-- start of PASSAGE SHOWN --

Above: About one-third of the 952-ft. ship’s hull is exposed above water. Crews plan to parbuckle the ship (roll it upright) in September.
In removing the Costa Concordia, crews take metalwork and marine salvage to a whole other league
FFJournal will post Costa Concordia salvage updates here
July/August 2013 - Protruding from the Mediterranean Sea next to quiet Giglio Island, off of Italy’s Tuscan coast, is a sobering reminder that today’s ships are just as vulnerable as the Titanic. The Italian cruise liner Costa Concordia struck a boulder on its port side on Jan. 13, 2012, sending 4,252 passengers and crew to lifeboats and cutting vacations short. It’s the largest passenger ship to have ever capsized. By comparison, the Titanic had a capacity of 3,327 passengers and crew, but only half the tonnage of the hulking Costa Concordia.
More than a year later, the 952-ft.-long vessel is still there, even though news of the wreckage has largely disappeared from headlines. But the Costa Concordia won’t be in Giglio Island’s waters for long. An army of engineers, marine specialists, divers and welders have been working around the clock since April 2012 to prepare the ship for removal. It’s the largest ever marine salvage attempt of its kind.
The idea is to refloat the ship by creating more buoyancy than the weight of the ship plus the water it took on. To do this, crews are attaching giant steel boxes, called sponsons, to each of its sides, essentially welding a ship onto a ship.
As straightforward as the idea sounds, it’s more complicated than simply rotating the vessel, welding steel floaties to it and towing it away. When the Costa Concordia capsized, it became lodged on a steep, rocky slope with little keeping it from sinking further. To stabilize the ship, crews first tied it with four submarine anchor blocks fixed to the sea bottom between the coast and the center of the wreck.

-- end of PASSAGE SHOWN --
-- start of STORED RECORDS --

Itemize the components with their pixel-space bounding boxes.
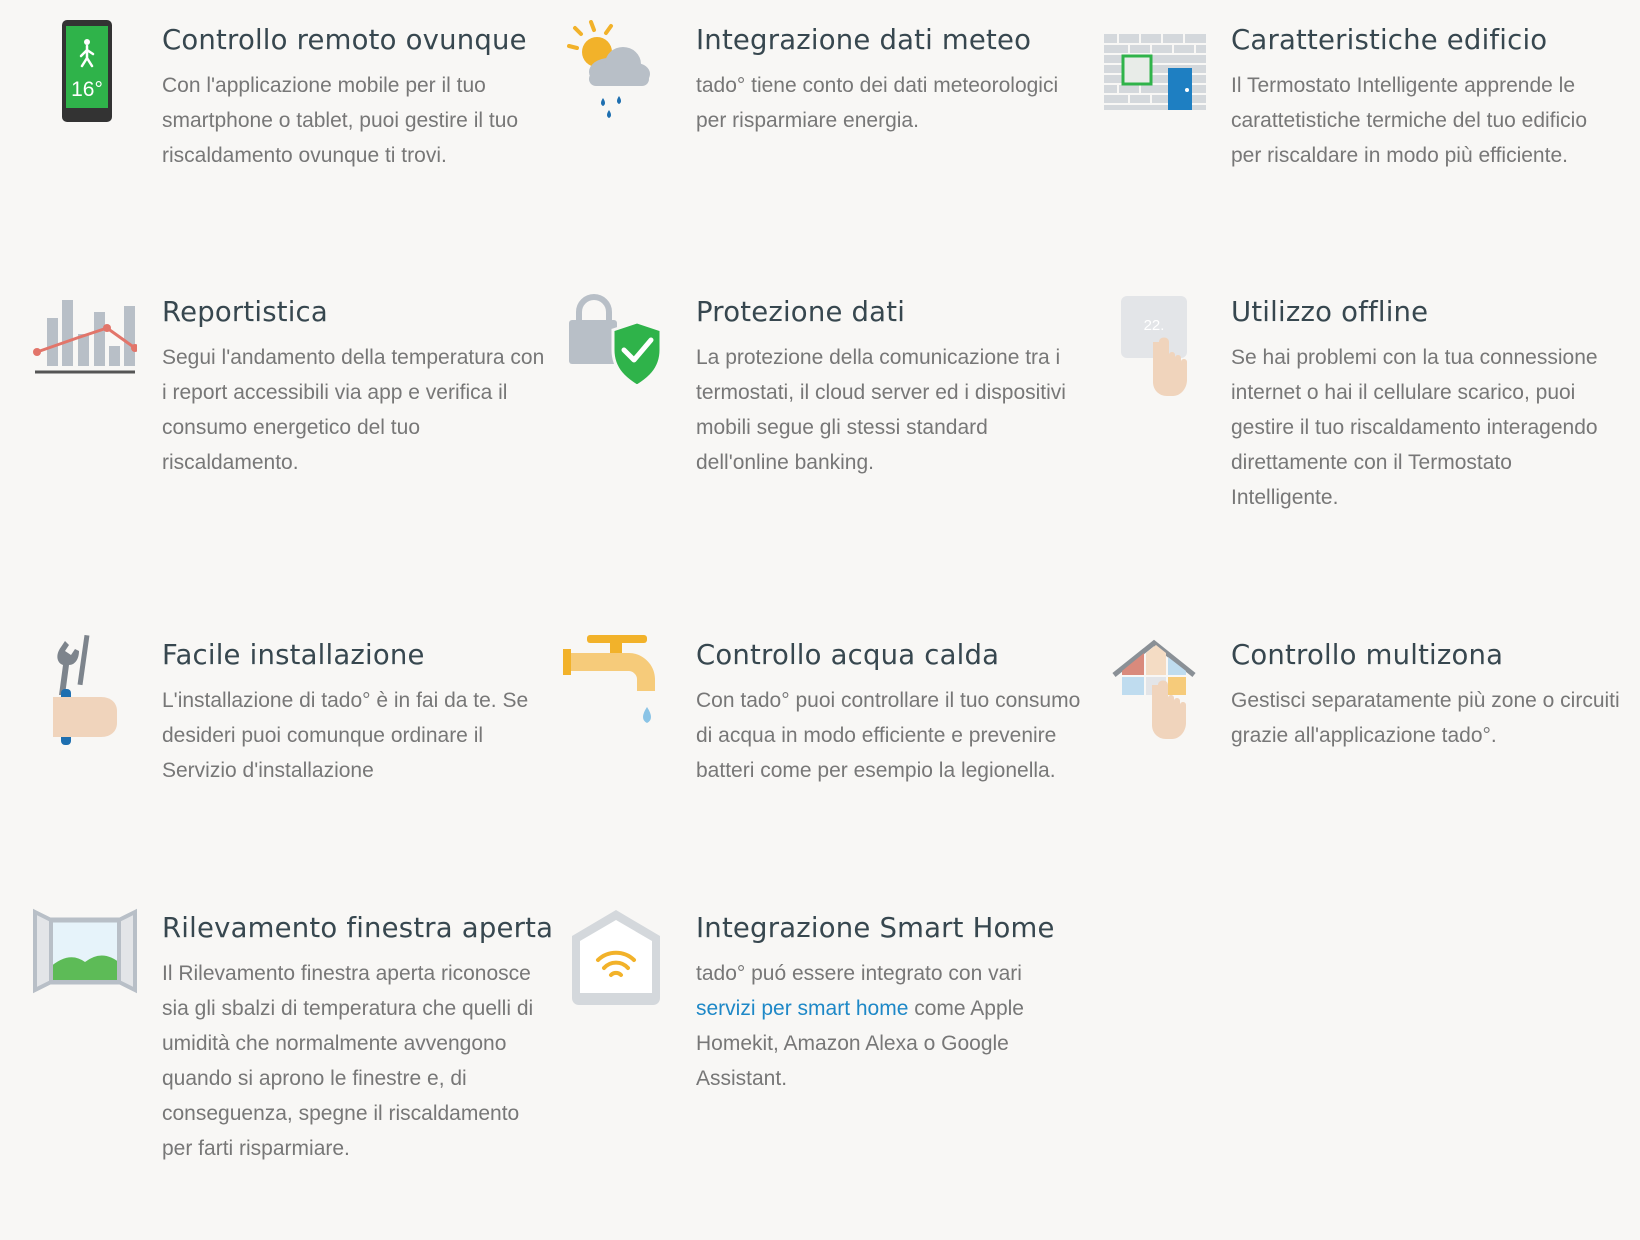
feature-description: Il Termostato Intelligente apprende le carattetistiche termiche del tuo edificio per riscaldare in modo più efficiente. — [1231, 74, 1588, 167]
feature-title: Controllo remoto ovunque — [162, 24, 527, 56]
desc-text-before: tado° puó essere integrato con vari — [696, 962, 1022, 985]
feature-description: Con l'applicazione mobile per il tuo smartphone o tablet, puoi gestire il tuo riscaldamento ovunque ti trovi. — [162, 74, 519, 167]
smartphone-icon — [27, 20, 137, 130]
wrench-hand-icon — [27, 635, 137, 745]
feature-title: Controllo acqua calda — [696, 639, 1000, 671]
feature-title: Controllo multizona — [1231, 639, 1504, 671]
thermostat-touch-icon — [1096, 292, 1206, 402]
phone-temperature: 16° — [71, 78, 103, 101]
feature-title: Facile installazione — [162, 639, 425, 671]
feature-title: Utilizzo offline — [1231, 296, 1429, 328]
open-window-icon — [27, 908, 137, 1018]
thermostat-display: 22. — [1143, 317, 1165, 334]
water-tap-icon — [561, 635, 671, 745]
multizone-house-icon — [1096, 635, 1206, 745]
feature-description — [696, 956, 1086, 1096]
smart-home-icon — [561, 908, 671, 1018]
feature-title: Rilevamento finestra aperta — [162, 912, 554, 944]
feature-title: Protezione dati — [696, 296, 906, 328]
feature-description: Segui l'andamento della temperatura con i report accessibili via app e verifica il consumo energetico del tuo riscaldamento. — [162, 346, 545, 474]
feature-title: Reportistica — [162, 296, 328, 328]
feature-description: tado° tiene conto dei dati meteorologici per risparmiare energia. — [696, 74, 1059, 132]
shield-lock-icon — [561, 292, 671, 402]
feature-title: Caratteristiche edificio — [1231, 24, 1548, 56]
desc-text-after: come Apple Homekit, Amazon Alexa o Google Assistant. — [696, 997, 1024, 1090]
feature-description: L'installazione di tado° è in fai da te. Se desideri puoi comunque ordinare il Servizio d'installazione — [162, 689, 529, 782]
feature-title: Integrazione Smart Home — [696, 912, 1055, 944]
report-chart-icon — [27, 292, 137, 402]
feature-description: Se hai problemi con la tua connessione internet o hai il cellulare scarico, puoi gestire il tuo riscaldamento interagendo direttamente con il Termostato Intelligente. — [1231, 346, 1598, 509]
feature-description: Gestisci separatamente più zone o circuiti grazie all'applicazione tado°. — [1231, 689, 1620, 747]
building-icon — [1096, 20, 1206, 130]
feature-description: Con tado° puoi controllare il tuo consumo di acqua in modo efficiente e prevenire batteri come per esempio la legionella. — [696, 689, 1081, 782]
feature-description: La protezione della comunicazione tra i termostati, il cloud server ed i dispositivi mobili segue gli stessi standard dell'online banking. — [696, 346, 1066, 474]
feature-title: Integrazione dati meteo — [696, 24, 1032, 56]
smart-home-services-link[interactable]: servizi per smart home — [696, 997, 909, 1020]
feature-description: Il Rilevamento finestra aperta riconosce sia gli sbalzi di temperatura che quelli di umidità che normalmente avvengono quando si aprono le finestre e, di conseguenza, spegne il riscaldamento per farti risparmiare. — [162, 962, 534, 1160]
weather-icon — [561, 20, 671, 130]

-- end of STORED RECORDS --
-- start of STORED RECORDS --

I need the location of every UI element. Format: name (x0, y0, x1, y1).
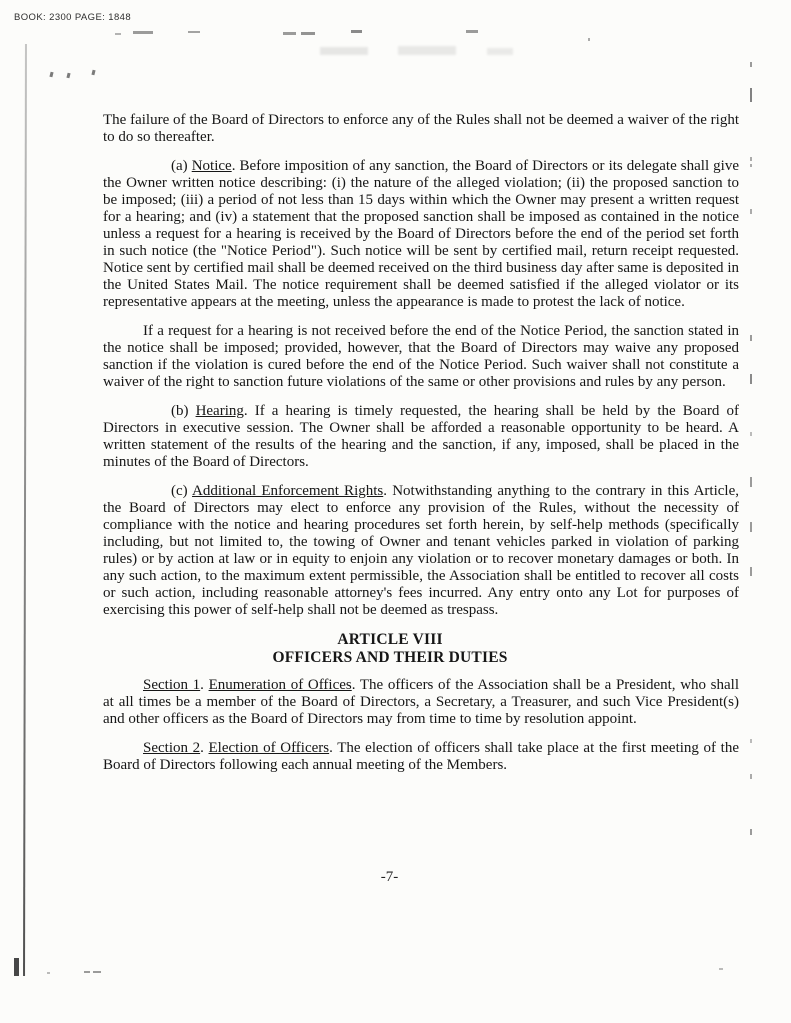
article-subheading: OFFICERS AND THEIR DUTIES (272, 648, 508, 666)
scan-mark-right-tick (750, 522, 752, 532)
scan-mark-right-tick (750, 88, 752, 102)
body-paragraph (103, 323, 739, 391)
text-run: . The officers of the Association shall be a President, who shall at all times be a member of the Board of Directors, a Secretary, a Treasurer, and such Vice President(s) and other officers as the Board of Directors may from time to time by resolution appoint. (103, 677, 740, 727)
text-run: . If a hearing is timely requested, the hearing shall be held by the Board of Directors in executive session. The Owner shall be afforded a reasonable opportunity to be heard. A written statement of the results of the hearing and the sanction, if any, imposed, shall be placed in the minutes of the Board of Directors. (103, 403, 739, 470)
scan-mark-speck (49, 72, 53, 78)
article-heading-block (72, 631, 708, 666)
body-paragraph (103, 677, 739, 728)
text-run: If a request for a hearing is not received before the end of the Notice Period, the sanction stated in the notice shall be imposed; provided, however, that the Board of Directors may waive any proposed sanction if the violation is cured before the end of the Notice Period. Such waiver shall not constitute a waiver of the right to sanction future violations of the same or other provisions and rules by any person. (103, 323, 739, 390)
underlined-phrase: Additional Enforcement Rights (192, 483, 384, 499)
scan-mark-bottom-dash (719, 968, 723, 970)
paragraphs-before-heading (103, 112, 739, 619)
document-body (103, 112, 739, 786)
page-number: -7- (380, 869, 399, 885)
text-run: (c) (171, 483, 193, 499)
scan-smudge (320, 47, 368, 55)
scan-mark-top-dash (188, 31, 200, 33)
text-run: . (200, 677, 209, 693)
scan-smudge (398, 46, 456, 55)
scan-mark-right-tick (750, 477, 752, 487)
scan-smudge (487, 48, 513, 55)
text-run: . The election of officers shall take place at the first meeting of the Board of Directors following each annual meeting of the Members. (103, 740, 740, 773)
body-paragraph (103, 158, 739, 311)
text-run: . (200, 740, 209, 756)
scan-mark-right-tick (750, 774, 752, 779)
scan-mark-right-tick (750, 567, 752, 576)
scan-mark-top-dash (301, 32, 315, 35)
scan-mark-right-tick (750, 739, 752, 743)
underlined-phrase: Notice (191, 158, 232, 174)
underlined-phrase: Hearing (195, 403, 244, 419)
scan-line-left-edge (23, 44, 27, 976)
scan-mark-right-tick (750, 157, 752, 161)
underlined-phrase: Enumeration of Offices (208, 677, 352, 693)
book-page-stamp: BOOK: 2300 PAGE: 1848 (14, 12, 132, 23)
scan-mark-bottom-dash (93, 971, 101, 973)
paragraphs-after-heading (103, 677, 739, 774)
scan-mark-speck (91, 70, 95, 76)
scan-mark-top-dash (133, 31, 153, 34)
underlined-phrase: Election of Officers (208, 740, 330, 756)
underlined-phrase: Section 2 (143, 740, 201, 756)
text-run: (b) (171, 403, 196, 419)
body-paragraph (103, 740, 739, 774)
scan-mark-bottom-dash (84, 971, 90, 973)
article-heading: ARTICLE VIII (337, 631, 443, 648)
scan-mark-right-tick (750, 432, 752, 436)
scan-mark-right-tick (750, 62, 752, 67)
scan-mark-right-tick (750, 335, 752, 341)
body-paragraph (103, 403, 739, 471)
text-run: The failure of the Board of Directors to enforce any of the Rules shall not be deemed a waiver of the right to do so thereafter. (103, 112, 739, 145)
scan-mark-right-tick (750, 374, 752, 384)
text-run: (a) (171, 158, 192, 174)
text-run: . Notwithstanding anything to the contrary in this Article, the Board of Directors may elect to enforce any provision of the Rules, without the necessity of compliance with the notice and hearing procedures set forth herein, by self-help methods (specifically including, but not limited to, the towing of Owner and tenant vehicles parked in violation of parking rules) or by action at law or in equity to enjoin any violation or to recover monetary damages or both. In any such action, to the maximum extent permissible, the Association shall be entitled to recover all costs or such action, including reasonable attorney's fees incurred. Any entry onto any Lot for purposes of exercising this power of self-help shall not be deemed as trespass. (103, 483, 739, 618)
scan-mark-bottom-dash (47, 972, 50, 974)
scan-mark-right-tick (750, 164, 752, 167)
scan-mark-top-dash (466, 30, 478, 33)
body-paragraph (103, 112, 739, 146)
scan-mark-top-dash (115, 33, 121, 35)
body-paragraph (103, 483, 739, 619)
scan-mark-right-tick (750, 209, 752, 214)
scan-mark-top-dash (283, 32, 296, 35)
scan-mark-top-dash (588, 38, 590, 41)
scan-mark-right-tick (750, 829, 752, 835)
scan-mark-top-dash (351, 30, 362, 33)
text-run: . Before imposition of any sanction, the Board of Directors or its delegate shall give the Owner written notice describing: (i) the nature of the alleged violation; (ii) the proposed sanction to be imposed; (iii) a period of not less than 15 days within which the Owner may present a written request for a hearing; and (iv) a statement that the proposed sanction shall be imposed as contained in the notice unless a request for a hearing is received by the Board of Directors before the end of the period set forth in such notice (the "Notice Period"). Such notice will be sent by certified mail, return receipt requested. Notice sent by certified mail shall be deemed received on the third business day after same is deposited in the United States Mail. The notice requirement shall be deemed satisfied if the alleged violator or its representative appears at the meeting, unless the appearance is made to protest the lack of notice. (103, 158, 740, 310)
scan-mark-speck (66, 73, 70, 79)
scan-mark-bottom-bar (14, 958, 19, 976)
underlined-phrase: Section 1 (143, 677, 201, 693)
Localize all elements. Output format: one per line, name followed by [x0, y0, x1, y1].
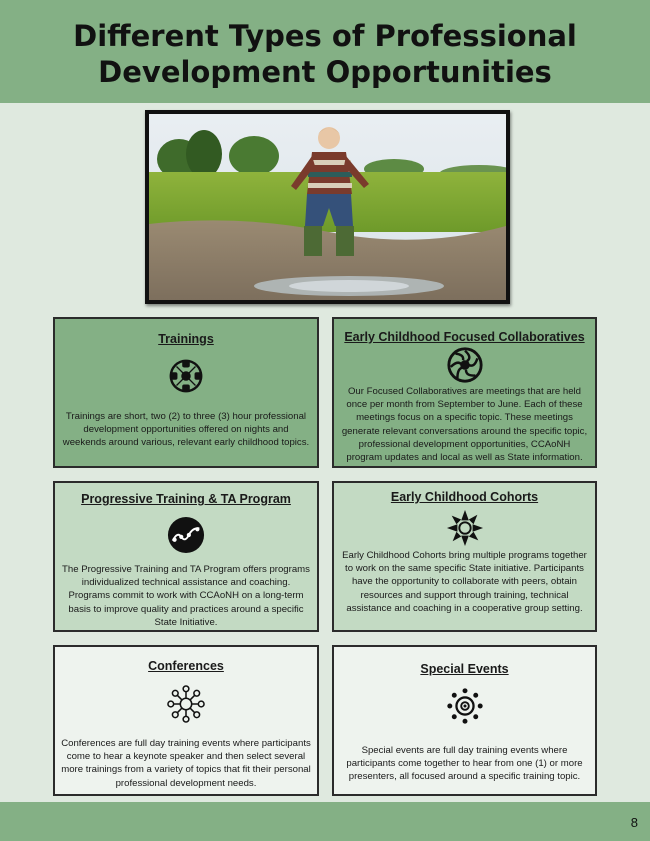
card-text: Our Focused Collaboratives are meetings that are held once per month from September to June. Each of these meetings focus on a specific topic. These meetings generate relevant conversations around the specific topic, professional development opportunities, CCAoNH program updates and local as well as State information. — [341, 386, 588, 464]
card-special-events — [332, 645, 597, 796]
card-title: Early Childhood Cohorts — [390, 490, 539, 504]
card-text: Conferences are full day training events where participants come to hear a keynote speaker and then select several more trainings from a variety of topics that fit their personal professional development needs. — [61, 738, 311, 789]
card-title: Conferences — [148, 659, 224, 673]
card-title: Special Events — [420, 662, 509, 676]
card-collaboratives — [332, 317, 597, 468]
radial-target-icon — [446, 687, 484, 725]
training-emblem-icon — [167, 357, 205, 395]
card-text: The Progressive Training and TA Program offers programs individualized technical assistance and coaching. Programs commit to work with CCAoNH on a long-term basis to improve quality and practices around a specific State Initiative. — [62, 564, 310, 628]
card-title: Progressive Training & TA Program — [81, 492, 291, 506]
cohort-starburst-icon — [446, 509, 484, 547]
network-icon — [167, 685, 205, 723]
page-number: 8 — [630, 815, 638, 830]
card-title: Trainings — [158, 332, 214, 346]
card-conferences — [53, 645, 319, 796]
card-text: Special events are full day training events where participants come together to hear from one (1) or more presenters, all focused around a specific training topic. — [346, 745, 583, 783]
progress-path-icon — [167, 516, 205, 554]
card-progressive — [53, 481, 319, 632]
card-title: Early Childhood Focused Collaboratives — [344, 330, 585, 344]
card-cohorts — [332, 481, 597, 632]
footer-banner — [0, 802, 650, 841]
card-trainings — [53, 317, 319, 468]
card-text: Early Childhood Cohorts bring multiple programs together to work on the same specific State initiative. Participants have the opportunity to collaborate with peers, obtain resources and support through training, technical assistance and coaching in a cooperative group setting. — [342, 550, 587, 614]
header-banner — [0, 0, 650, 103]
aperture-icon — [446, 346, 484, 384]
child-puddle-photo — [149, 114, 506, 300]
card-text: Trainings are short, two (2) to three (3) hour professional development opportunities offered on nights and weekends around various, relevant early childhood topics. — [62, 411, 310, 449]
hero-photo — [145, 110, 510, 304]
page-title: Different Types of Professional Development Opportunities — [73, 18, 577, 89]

-- end of STORED RECORDS --
-- start of STORED RECORDS --

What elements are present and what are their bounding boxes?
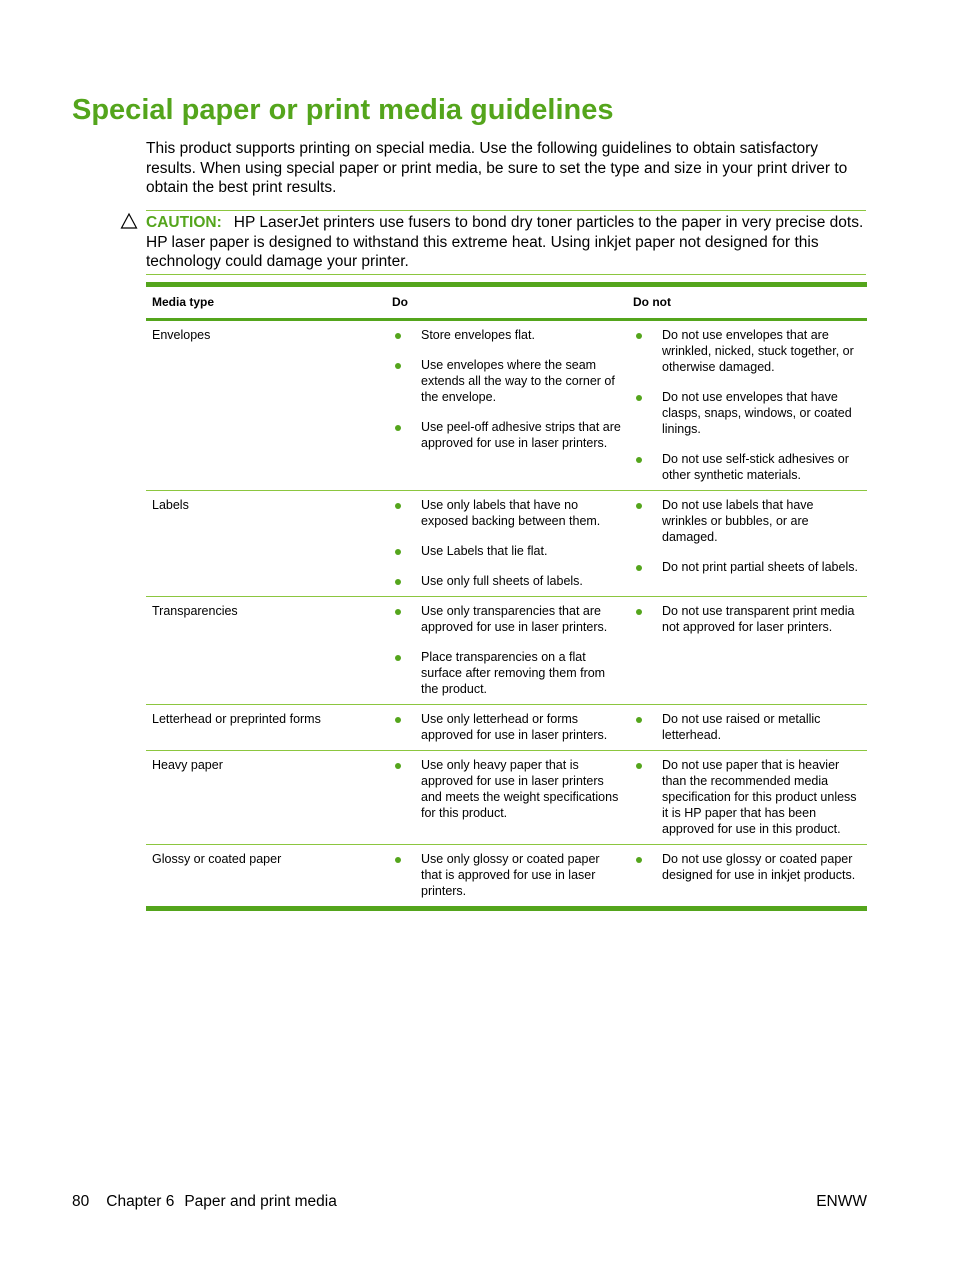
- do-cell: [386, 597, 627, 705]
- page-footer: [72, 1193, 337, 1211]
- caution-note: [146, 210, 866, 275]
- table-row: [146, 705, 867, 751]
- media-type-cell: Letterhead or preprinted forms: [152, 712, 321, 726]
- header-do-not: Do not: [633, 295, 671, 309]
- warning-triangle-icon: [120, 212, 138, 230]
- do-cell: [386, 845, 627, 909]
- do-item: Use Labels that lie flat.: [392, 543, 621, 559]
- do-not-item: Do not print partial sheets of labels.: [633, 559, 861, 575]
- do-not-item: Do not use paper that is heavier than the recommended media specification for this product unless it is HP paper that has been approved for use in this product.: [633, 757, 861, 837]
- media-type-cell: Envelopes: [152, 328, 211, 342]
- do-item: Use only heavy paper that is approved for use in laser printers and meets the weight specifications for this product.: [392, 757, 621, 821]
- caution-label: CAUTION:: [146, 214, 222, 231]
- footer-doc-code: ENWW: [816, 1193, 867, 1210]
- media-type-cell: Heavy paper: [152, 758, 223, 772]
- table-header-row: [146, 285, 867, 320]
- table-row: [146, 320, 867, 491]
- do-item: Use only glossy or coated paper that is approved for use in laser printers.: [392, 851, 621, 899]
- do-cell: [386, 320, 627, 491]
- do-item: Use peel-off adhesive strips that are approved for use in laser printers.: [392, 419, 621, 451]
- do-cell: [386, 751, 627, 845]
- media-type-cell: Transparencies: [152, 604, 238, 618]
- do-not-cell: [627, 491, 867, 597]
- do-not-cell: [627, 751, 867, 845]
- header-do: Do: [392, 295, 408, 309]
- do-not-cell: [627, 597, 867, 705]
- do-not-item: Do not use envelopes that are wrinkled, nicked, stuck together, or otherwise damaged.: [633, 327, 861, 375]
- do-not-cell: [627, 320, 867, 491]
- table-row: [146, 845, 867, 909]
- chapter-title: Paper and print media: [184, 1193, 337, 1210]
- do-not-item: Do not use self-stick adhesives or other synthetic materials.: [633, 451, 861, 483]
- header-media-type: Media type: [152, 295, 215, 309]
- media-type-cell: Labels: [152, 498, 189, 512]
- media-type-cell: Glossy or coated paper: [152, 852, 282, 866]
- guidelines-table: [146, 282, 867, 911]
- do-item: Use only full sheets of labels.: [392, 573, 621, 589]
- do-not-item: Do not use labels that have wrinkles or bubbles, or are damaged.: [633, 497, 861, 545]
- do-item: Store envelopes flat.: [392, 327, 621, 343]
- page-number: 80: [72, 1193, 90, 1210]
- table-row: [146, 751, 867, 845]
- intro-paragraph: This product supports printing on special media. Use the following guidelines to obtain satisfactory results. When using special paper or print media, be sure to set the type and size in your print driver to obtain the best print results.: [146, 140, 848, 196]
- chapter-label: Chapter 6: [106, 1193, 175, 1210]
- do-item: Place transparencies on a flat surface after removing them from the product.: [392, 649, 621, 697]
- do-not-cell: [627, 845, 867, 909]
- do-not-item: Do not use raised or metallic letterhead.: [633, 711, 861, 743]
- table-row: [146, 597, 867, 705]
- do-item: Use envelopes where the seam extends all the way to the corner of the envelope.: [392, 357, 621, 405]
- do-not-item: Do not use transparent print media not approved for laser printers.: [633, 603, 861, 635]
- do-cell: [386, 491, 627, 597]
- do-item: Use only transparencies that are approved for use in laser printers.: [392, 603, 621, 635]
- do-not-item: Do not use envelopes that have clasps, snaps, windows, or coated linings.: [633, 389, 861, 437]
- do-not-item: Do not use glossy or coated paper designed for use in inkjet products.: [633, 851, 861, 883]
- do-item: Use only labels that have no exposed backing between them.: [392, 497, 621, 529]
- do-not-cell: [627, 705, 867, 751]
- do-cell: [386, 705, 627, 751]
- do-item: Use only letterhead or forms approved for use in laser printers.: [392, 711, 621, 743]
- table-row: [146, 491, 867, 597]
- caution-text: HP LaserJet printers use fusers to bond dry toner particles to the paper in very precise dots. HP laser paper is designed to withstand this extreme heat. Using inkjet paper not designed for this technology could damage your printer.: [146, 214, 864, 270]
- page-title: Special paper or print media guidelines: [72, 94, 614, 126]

-- end of STORED RECORDS --

#### TASKS:
- 1) Using the passage about the Costa Concordia salvage, answer these:
(a) On what date did the Costa Concordia strike a boulder?
(b) What are the giant steel boxes being attached to the ship's sides called?
(c) How many submarine anchor blocks were used to tie the ship in place?
- 2) In the entries, reproduce the lines starting with the one containing "- do-cell: [386, 597, 627, 705]" and going on through the one containing "- warning-triangle-icon: [120, 212, 138, 230]".

#### ANSWERS FOR THE EXERCISE:
- 1)
(a) Jan. 13, 2012
(b) Sponsons
(c) Four

- 2)
- do-cell: [386, 597, 627, 705]
- page-footer: [72, 1193, 337, 1211]
- caution-note: [146, 210, 866, 275]
- table-row: [146, 705, 867, 751]
- media-type-cell: Letterhead or preprinted forms: [152, 712, 321, 726]
- header-do-not: Do not: [633, 295, 671, 309]
- warning-triangle-icon: [120, 212, 138, 230]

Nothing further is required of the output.